* TO DO
Pick out the lines in the listing below that contain the word "right" and copy them.

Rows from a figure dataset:
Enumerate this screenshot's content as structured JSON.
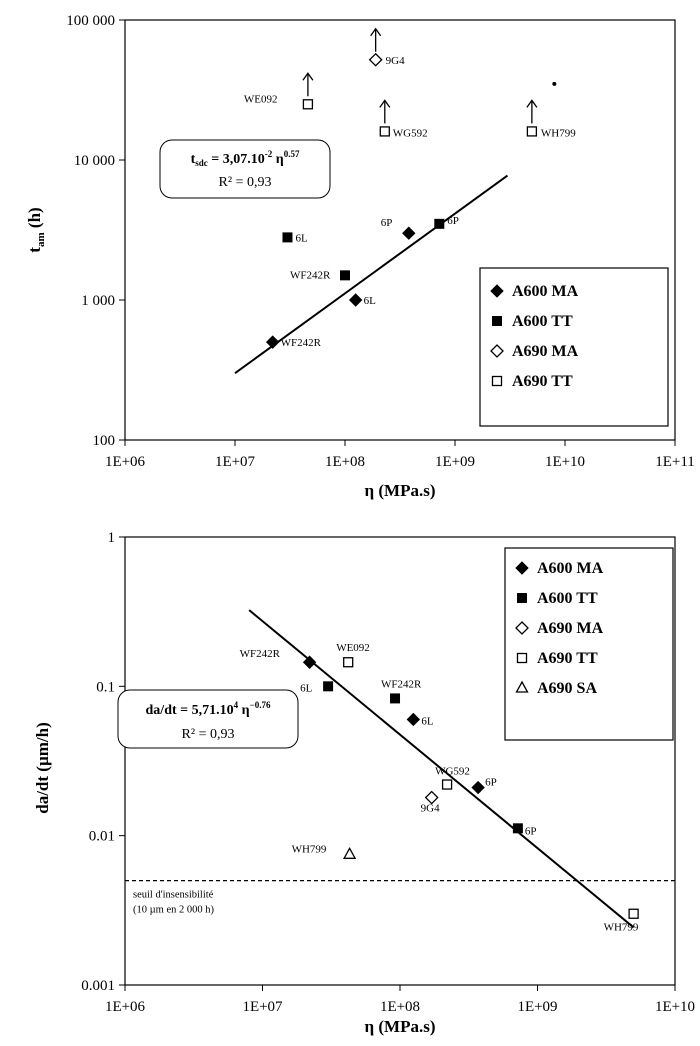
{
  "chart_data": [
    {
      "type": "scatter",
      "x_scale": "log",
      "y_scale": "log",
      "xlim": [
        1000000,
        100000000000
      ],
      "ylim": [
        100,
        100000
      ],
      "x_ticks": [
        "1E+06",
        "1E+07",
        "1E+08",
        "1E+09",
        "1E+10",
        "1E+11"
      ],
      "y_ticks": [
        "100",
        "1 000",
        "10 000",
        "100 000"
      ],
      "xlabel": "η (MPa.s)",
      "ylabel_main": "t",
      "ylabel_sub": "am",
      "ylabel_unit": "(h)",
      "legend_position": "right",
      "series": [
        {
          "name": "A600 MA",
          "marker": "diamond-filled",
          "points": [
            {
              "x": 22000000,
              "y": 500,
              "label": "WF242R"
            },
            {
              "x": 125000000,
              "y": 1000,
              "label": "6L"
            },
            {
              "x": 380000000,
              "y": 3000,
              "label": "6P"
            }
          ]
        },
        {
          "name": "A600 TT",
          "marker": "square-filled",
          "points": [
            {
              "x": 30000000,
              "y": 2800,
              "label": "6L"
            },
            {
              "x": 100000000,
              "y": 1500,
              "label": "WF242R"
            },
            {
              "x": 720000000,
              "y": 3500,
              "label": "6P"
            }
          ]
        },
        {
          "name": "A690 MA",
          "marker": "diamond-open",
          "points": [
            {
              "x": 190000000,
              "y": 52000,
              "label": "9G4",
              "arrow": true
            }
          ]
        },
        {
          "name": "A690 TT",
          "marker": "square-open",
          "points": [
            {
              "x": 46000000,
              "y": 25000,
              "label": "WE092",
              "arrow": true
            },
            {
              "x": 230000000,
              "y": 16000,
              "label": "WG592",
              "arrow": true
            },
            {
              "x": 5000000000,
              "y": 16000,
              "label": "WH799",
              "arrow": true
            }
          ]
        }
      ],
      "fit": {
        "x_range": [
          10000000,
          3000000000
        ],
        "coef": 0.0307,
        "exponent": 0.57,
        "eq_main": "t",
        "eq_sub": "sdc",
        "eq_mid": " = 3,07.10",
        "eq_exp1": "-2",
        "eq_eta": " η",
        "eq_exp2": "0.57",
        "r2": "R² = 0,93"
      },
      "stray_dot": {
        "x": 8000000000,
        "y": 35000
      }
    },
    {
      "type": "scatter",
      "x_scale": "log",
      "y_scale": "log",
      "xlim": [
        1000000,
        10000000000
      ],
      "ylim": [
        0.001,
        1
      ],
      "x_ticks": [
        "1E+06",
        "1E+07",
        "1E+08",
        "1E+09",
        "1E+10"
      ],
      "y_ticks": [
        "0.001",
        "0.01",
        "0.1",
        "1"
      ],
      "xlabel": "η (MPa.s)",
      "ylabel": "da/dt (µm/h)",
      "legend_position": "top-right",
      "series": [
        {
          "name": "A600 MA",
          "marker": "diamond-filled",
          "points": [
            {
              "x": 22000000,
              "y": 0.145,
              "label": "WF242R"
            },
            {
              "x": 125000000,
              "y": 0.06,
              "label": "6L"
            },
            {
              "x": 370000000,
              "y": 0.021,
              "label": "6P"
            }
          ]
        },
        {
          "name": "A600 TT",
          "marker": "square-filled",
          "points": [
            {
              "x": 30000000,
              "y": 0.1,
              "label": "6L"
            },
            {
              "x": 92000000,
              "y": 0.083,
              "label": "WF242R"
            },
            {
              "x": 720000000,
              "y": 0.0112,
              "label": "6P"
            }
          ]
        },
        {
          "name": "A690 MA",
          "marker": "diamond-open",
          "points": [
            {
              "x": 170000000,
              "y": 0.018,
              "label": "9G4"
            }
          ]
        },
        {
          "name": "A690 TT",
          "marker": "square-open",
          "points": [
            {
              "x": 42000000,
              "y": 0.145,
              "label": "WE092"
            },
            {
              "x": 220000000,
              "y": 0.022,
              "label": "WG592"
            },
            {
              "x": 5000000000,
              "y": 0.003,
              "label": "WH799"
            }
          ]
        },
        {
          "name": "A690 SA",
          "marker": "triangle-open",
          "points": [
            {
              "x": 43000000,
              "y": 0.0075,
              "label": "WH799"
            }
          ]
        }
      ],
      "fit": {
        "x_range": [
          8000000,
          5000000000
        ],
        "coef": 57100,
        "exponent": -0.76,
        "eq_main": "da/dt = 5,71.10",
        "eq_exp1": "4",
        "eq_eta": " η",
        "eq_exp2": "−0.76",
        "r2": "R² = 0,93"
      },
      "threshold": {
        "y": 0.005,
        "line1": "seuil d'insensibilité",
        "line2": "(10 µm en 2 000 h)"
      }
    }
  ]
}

* ANSWER TO THIS EXERCISE
      "legend_position": "right",
      "legend_position": "top-right",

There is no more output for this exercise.